# WORK TO COMPLETE:
Turn the material below into a numbered list with one line per item, and leave out any blank lines.

[begin RECORDED INFORMATION]

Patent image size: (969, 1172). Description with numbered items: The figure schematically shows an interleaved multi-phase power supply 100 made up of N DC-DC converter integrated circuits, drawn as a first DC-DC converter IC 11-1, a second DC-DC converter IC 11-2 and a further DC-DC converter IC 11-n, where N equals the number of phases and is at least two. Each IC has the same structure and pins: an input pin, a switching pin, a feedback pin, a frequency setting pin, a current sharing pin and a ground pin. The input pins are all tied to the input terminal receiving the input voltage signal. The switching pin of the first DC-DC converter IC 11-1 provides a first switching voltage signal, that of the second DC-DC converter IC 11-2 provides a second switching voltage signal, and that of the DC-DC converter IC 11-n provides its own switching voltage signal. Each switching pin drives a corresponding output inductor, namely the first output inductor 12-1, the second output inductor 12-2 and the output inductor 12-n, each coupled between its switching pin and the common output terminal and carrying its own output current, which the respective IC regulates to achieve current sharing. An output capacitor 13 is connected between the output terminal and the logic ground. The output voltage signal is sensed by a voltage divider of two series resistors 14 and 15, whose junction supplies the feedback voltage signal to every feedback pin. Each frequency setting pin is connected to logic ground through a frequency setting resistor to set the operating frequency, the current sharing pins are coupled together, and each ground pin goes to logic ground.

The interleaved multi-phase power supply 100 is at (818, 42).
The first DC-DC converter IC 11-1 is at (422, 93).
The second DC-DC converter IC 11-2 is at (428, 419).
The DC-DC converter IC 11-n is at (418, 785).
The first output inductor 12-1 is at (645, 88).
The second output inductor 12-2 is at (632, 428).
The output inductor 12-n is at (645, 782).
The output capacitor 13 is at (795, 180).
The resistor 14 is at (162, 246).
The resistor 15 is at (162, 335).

[end RECORDED INFORMATION]

# ANSWER BELOW:
1. Patent image size: (969, 1172). Description with numbered items: The figure schematically shows an interleaved multi-phase power supply 100 made up of N DC-DC converter integrated circuits, drawn as a first DC-DC converter IC 11-1, a second DC-DC converter IC 11-2 and a further DC-DC converter IC 11-n, where N equals the number of phases and is at least two. Each IC has the same structure and pins: an input pin, a switching pin, a feedback pin, a frequency setting pin, a current sharing pin and a ground pin. The input pins are all tied to the input terminal receiving the input voltage signal. The switching pin of the first DC-DC converter IC 11-1 provides a first switching voltage signal, that of the second DC-DC converter IC 11-2 provides a second switching voltage signal, and that of the DC-DC converter IC 11-n provides its own switching voltage signal. Each switching pin drives a corresponding output inductor, namely the first output inductor 12-1, the second output inductor 12-2 and the output inductor 12-n, each coupled between its switching pin and the common output terminal and carrying its own output current, which the respective IC regulates to achieve current sharing. An output capacitor 13 is connected between the output terminal and the logic ground. The output voltage signal is sensed by a voltage divider of two series resistors 14 and 15, whose junction supplies the feedback voltage signal to every feedback pin. Each frequency setting pin is connected to logic ground through a frequency setting resistor to set the operating frequency, the current sharing pins are coupled together, and each ground pin goes to logic ground.
2. The interleaved multi-phase power supply 100 is at (818, 42).
3. The first DC-DC converter IC 11-1 is at (422, 93).
4. The second DC-DC converter IC 11-2 is at (428, 419).
5. The DC-DC converter IC 11-n is at (418, 785).
6. The first output inductor 12-1 is at (645, 88).
7. The second output inductor 12-2 is at (632, 428).
8. The output inductor 12-n is at (645, 782).
9. The output capacitor 13 is at (795, 180).
10. The resistor 14 is at (162, 246).
11. The resistor 15 is at (162, 335).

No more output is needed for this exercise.